··· The input ···
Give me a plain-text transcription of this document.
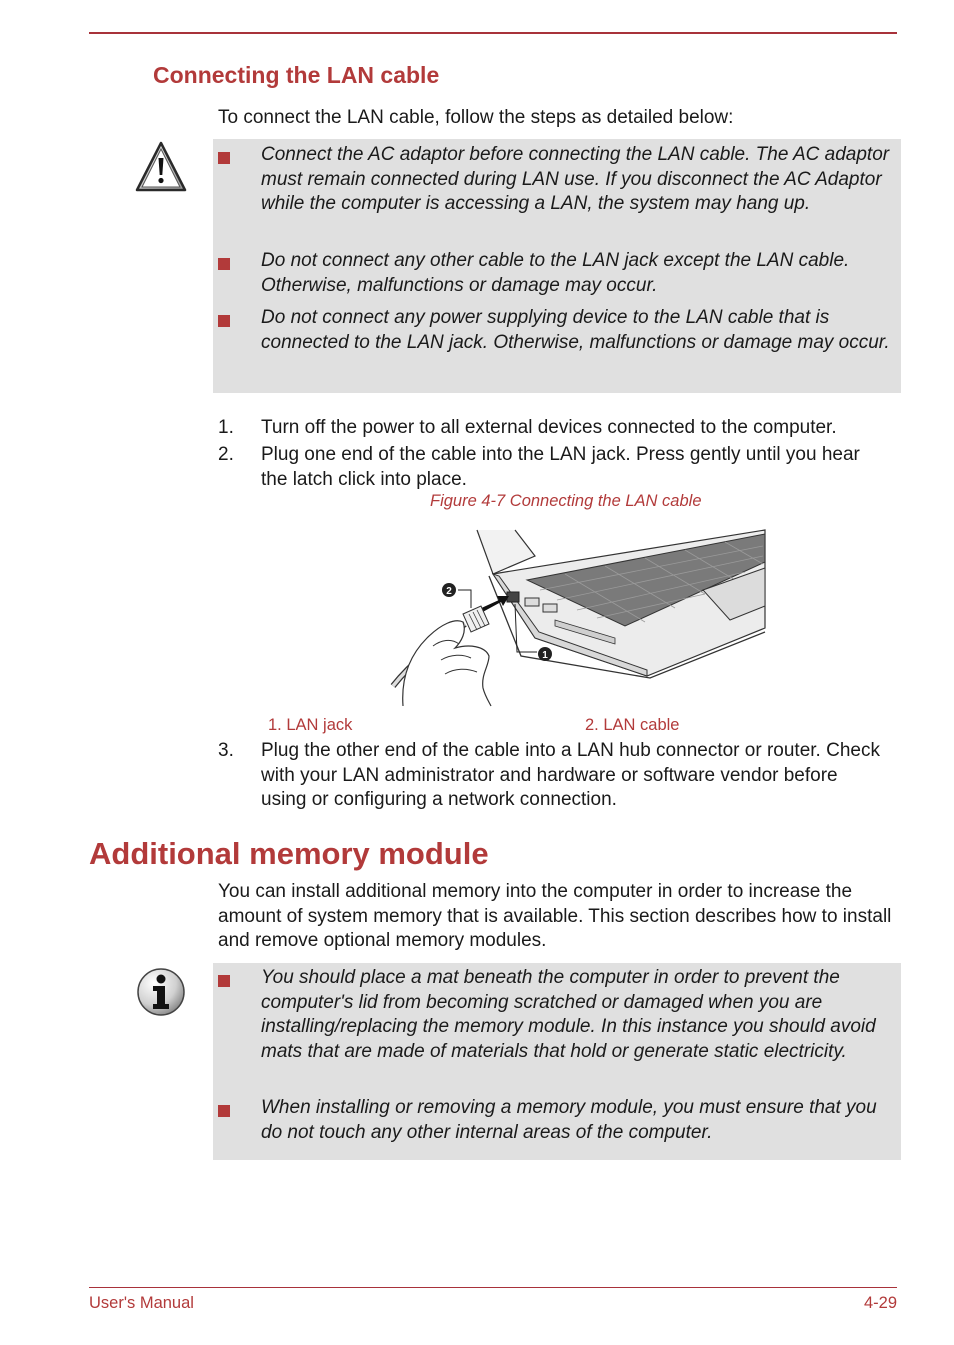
Connecting the LAN cable

To connect the LAN cable, follow the steps as detailed below:

Connect the AC adaptor before connecting the LAN cable. The AC adaptor must remain connected during LAN use. If you disconnect the AC Adaptor while the computer is accessing a LAN, the system may hang up.
Do not connect any other cable to the LAN jack except the LAN cable. Otherwise, malfunctions or damage may occur.
Do not connect any power supplying device to the LAN cable that is connected to the LAN jack. Otherwise, malfunctions or damage may occur.
1. Turn off the power to all external devices connected to the computer.
2. Plug one end of the cable into the LAN jack. Press gently until you hear the latch click into place.
Figure 4-7 Connecting the LAN cable
2
1
1. LAN jack	2. LAN cable
3. Plug the other end of the cable into a LAN hub connector or router. Check with your LAN administrator and hardware or software vendor before using or configuring a network connection.
Additional memory module

You can install additional memory into the computer in order to increase the amount of system memory that is available. This section describes how to install and remove optional memory modules.

You should place a mat beneath the computer in order to prevent the computer's lid from becoming scratched or damaged when you are installing/replacing the memory module. In this instance you should avoid mats that are made of materials that hold or generate static electricity.
When installing or removing a memory module, you must ensure that you do not touch any other internal areas of the computer.
User's Manual	4-29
···
Every line above should be returned word for word, with the pictures left behind.

▸ **Answer for this exercise**
Give me a plain-text transcription of this document.
Connecting the LAN cable

To connect the LAN cable, follow the steps as detailed below:

Connect the AC adaptor before connecting the LAN cable. The AC adaptor must remain connected during LAN use. If you disconnect the AC Adaptor while the computer is accessing a LAN, the system may hang up.
Do not connect any other cable to the LAN jack except the LAN cable. Otherwise, malfunctions or damage may occur.
Do not connect any power supplying device to the LAN cable that is connected to the LAN jack. Otherwise, malfunctions or damage may occur.
1. Turn off the power to all external devices connected to the computer.
2. Plug one end of the cable into the LAN jack. Press gently until you hear the latch click into place.
Figure 4-7 Connecting the LAN cable
2
1
1. LAN jack	2. LAN cable
3. Plug the other end of the cable into a LAN hub connector or router. Check with your LAN administrator and hardware or software vendor before using or configuring a network connection.
Additional memory module

You can install additional memory into the computer in order to increase the amount of system memory that is available. This section describes how to install and remove optional memory modules.

You should place a mat beneath the computer in order to prevent the computer's lid from becoming scratched or damaged when you are installing/replacing the memory module. In this instance you should avoid mats that are made of materials that hold or generate static electricity.
When installing or removing a memory module, you must ensure that you do not touch any other internal areas of the computer.
User's Manual	4-29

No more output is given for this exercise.